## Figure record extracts
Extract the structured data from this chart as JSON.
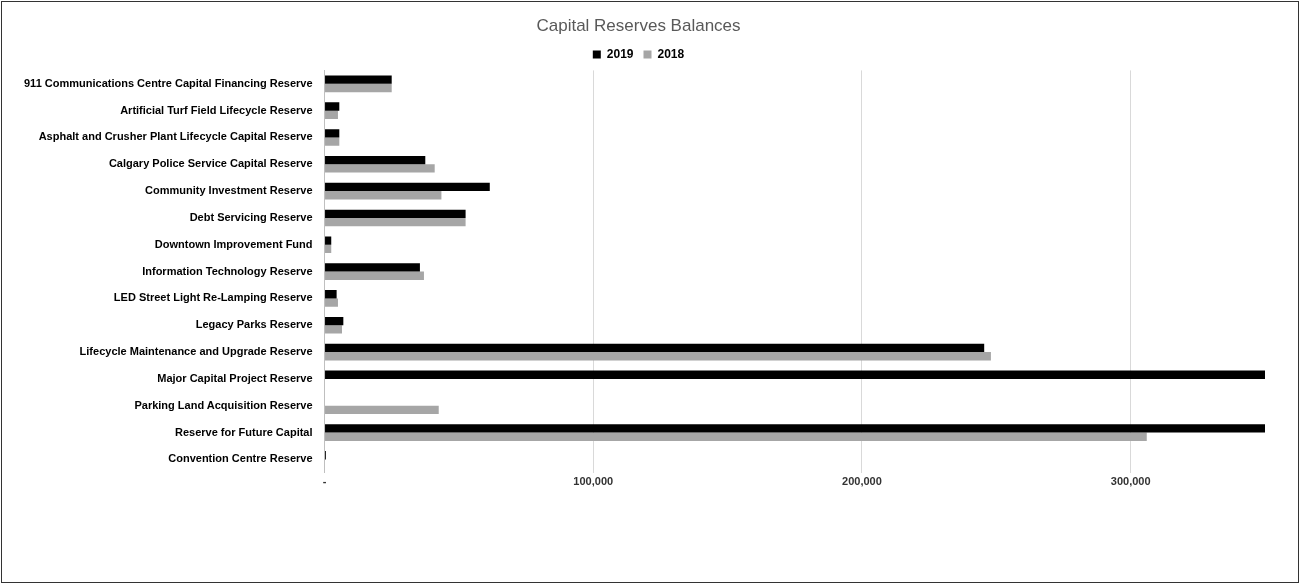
{
  "chart_data": {
    "type": "bar",
    "orientation": "horizontal",
    "title": "Capital Reserves Balances",
    "categories": [
      "911 Communications Centre Capital Financing Reserve",
      "Artificial Turf Field Lifecycle Reserve",
      "Asphalt and Crusher Plant Lifecycle Capital Reserve",
      "Calgary Police Service Capital Reserve",
      "Community Investment Reserve",
      "Debt Servicing Reserve",
      "Downtown Improvement Fund",
      "Information Technology Reserve",
      "LED Street Light Re-Lamping Reserve",
      "Legacy Parks Reserve",
      "Lifecycle Maintenance and Upgrade Reserve",
      "Major Capital Project Reserve",
      "Parking Land Acquisition Reserve",
      "Reserve for Future Capital",
      "Convention Centre Reserve"
    ],
    "series": [
      {
        "name": "2019",
        "color": "#000000",
        "values": [
          25000,
          5500,
          5500,
          37500,
          61500,
          52500,
          2500,
          35500,
          4500,
          7000,
          245500,
          350000,
          null,
          350000,
          500
        ]
      },
      {
        "name": "2018",
        "color": "#a6a6a6",
        "values": [
          25000,
          5000,
          5500,
          41000,
          43500,
          52500,
          2500,
          37000,
          5000,
          6500,
          248000,
          null,
          42500,
          306000,
          null
        ]
      }
    ],
    "xlim": [
      0,
      350000
    ],
    "xticks": [
      {
        "value": 0,
        "label": "-"
      },
      {
        "value": 100000,
        "label": "100,000"
      },
      {
        "value": 200000,
        "label": "200,000"
      },
      {
        "value": 300000,
        "label": "300,000"
      }
    ],
    "grid": "x",
    "legend": "top"
  }
}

## WHAT IS ASKED
Leave out the pictures and output every record above precisely as given.

## SOLUTION FOR THIS TASK
Extract the structured data from this chart as JSON.
{
  "chart_data": {
    "type": "bar",
    "orientation": "horizontal",
    "title": "Capital Reserves Balances",
    "categories": [
      "911 Communications Centre Capital Financing Reserve",
      "Artificial Turf Field Lifecycle Reserve",
      "Asphalt and Crusher Plant Lifecycle Capital Reserve",
      "Calgary Police Service Capital Reserve",
      "Community Investment Reserve",
      "Debt Servicing Reserve",
      "Downtown Improvement Fund",
      "Information Technology Reserve",
      "LED Street Light Re-Lamping Reserve",
      "Legacy Parks Reserve",
      "Lifecycle Maintenance and Upgrade Reserve",
      "Major Capital Project Reserve",
      "Parking Land Acquisition Reserve",
      "Reserve for Future Capital",
      "Convention Centre Reserve"
    ],
    "series": [
      {
        "name": "2019",
        "color": "#000000",
        "values": [
          25000,
          5500,
          5500,
          37500,
          61500,
          52500,
          2500,
          35500,
          4500,
          7000,
          245500,
          350000,
          null,
          350000,
          500
        ]
      },
      {
        "name": "2018",
        "color": "#a6a6a6",
        "values": [
          25000,
          5000,
          5500,
          41000,
          43500,
          52500,
          2500,
          37000,
          5000,
          6500,
          248000,
          null,
          42500,
          306000,
          null
        ]
      }
    ],
    "xlim": [
      0,
      350000
    ],
    "xticks": [
      {
        "value": 0,
        "label": "-"
      },
      {
        "value": 100000,
        "label": "100,000"
      },
      {
        "value": 200000,
        "label": "200,000"
      },
      {
        "value": 300000,
        "label": "300,000"
      }
    ],
    "grid": "x",
    "legend": "top"
  }
}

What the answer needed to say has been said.